[Entries from a data source]
◆ ◆ ◆ ◆ ◆

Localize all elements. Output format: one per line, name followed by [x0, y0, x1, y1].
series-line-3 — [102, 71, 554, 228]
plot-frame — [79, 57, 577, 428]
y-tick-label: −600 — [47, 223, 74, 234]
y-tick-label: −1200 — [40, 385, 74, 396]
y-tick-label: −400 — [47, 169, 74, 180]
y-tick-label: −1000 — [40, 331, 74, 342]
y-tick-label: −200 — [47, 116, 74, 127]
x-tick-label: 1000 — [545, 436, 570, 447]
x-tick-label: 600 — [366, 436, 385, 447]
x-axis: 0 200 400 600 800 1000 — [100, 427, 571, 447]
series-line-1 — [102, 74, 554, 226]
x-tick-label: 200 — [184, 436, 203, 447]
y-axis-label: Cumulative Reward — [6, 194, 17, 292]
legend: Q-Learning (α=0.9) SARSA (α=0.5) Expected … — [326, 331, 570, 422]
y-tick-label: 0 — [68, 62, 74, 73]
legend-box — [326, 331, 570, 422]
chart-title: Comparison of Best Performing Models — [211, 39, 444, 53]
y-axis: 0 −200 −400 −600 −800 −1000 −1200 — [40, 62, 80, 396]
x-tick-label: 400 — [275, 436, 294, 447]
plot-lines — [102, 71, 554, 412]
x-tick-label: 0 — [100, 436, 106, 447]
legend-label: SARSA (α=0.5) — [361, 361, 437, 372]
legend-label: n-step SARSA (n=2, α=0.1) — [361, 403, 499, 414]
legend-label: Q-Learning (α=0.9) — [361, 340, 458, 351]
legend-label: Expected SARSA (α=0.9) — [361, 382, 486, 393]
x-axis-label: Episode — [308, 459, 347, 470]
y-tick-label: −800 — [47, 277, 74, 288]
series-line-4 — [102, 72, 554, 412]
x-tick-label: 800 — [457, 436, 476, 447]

◆ ◆ ◆ ◆ ◆

__What you have to do__: Could you rewrite all of the entries above so that every "y-tick-label" becomes "y-axis-tick", with nothing else changed?

__Solution to this exercise__:
Localize all elements. Output format: one per line, name followed by [x0, y0, x1, y1].
series-line-3 — [102, 71, 554, 228]
plot-frame — [79, 57, 577, 428]
y-axis-tick: −600 — [47, 223, 74, 234]
y-axis-tick: −1200 — [40, 385, 74, 396]
y-axis-tick: −400 — [47, 169, 74, 180]
y-axis-tick: −1000 — [40, 331, 74, 342]
y-axis-tick: −200 — [47, 116, 74, 127]
x-tick-label: 1000 — [545, 436, 570, 447]
x-tick-label: 600 — [366, 436, 385, 447]
x-axis: 0 200 400 600 800 1000 — [100, 427, 571, 447]
series-line-1 — [102, 74, 554, 226]
x-tick-label: 200 — [184, 436, 203, 447]
y-axis-label: Cumulative Reward — [6, 194, 17, 292]
legend: Q-Learning (α=0.9) SARSA (α=0.5) Expected … — [326, 331, 570, 422]
y-axis-tick: 0 — [68, 62, 74, 73]
legend-box — [326, 331, 570, 422]
chart-title: Comparison of Best Performing Models — [211, 39, 444, 53]
y-axis: 0 −200 −400 −600 −800 −1000 −1200 — [40, 62, 80, 396]
x-tick-label: 400 — [275, 436, 294, 447]
plot-lines — [102, 71, 554, 412]
x-tick-label: 0 — [100, 436, 106, 447]
legend-label: SARSA (α=0.5) — [361, 361, 437, 372]
legend-label: n-step SARSA (n=2, α=0.1) — [361, 403, 499, 414]
legend-label: Q-Learning (α=0.9) — [361, 340, 458, 351]
legend-label: Expected SARSA (α=0.9) — [361, 382, 486, 393]
x-axis-label: Episode — [308, 459, 347, 470]
y-axis-tick: −800 — [47, 277, 74, 288]
series-line-4 — [102, 72, 554, 412]
x-tick-label: 800 — [457, 436, 476, 447]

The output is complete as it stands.